Source data
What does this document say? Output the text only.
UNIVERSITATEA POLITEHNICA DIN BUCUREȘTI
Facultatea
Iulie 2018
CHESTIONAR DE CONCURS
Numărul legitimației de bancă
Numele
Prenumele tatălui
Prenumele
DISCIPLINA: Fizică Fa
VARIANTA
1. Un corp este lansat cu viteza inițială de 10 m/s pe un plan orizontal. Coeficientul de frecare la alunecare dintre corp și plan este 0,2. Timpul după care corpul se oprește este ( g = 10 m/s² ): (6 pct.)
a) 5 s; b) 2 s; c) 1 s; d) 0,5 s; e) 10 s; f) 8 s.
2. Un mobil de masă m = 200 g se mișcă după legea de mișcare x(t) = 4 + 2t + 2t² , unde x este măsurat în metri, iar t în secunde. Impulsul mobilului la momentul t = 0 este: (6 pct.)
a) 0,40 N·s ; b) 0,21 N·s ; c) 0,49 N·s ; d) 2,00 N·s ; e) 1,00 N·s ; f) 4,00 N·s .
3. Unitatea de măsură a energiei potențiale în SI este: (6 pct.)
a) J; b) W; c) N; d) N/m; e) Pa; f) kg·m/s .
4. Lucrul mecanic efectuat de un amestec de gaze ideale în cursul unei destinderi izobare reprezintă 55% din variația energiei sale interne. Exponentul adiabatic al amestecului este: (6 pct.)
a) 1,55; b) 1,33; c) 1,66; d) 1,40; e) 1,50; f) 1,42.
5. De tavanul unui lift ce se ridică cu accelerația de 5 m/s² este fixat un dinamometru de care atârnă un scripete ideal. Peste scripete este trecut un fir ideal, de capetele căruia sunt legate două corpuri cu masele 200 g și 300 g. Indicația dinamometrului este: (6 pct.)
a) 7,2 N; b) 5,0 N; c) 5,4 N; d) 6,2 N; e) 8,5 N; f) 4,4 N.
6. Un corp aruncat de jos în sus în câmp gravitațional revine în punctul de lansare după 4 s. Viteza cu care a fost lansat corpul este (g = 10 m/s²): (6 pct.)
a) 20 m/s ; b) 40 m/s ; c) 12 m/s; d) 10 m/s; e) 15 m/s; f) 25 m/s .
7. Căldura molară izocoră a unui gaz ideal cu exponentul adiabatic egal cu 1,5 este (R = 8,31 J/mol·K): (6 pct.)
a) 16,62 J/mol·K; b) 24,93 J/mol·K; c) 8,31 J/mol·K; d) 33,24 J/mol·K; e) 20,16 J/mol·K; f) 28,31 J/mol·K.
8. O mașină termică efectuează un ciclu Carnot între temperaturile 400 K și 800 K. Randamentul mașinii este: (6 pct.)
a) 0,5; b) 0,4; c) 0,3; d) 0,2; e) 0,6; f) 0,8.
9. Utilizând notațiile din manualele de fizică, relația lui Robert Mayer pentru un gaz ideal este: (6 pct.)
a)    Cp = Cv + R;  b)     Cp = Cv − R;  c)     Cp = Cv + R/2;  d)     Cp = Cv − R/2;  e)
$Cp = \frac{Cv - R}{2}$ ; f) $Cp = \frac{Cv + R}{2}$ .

==

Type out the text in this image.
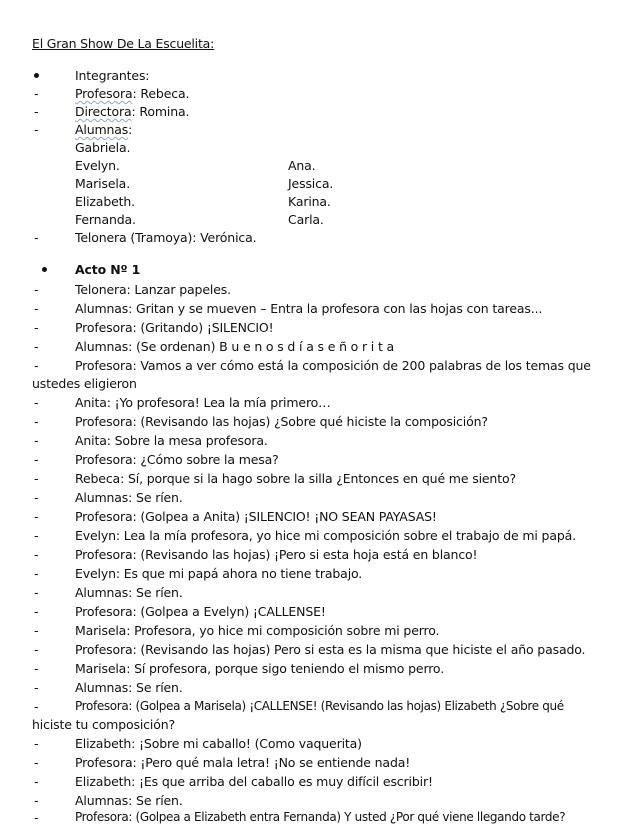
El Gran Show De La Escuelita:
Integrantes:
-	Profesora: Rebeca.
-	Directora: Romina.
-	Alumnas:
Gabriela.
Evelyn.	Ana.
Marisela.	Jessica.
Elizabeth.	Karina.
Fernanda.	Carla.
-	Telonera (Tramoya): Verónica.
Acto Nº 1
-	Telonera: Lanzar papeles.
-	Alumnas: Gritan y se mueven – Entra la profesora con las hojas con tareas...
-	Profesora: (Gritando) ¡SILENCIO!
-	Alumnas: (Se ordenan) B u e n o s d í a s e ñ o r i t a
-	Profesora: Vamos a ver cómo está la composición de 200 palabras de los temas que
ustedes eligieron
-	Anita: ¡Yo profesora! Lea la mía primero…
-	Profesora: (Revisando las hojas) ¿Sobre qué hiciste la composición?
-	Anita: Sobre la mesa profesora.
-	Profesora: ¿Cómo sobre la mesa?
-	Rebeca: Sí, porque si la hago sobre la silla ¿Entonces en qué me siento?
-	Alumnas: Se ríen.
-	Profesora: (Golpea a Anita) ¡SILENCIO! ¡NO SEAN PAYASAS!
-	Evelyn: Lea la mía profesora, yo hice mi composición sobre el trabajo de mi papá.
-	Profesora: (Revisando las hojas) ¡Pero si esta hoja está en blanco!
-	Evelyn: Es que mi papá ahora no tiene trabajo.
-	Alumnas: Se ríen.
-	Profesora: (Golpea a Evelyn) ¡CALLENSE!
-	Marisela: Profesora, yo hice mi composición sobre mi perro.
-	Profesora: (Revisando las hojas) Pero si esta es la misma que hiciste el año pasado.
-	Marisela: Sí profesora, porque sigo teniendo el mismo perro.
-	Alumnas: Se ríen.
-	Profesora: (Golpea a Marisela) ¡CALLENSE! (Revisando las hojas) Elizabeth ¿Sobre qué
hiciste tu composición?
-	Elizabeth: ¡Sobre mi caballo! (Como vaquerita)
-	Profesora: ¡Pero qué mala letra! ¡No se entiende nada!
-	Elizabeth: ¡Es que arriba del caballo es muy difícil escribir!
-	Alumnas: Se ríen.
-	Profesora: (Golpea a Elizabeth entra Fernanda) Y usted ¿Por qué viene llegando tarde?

==

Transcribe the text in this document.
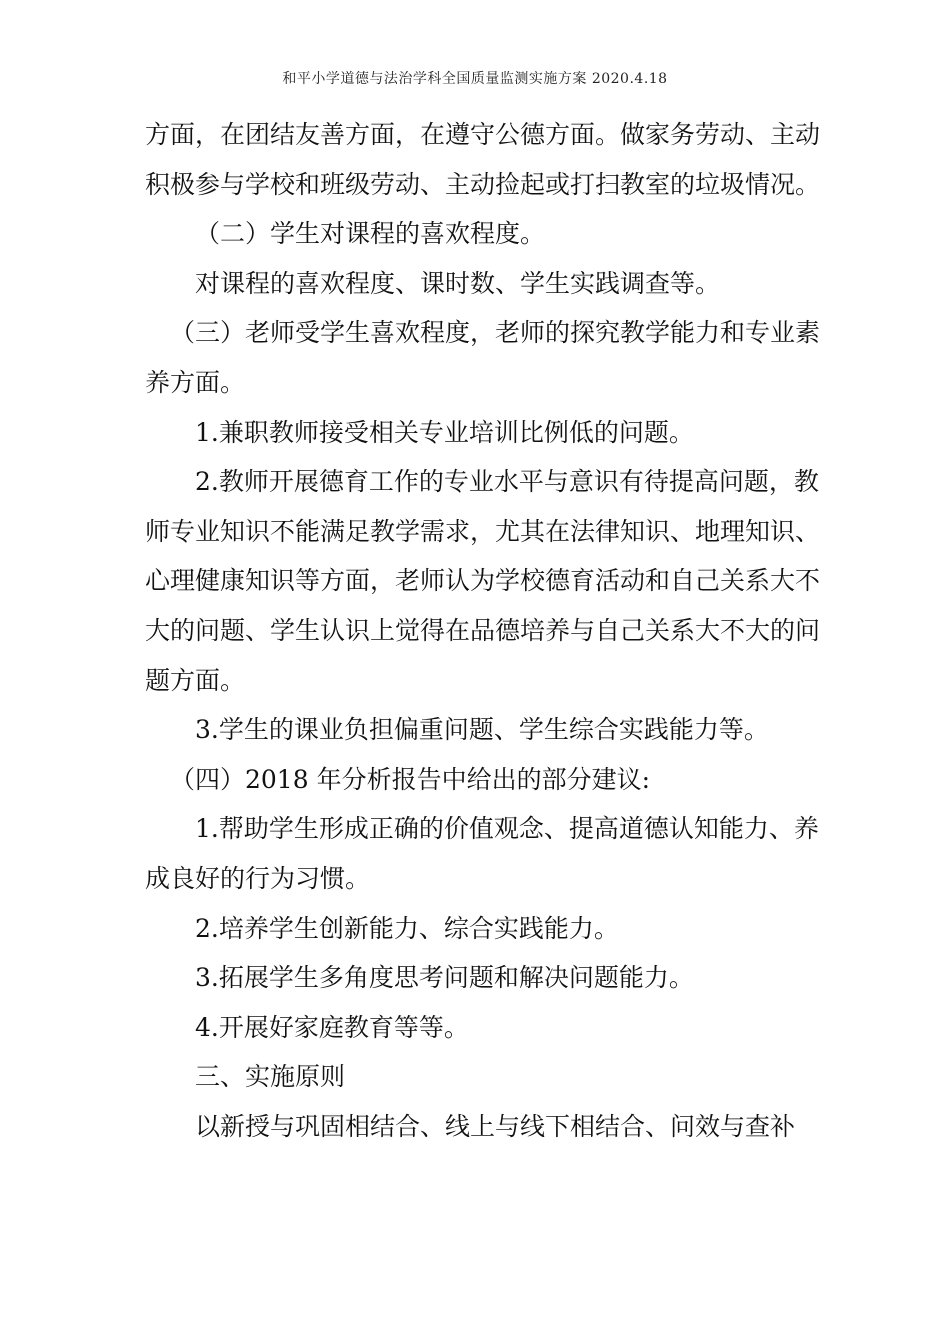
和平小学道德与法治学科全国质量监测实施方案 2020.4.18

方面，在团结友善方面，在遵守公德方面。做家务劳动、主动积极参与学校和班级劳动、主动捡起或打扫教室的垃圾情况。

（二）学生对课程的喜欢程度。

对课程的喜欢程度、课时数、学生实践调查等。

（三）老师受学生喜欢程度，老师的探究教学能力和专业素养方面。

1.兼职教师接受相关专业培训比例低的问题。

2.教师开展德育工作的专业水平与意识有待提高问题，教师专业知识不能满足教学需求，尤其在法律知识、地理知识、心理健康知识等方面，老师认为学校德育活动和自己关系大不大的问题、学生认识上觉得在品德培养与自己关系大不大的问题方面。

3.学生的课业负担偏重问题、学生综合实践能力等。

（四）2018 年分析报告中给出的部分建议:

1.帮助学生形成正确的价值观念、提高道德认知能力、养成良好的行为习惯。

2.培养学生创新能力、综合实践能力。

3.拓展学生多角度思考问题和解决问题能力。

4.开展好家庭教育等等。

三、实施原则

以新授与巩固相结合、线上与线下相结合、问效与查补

Work required: List each line of the records that holds the string "hice".

Exercise answer:
-	Evelyn: Lea la mía profesora, yo hice mi composición sobre el trabajo de mi papá.
-	Marisela: Profesora, yo hice mi composición sobre mi perro.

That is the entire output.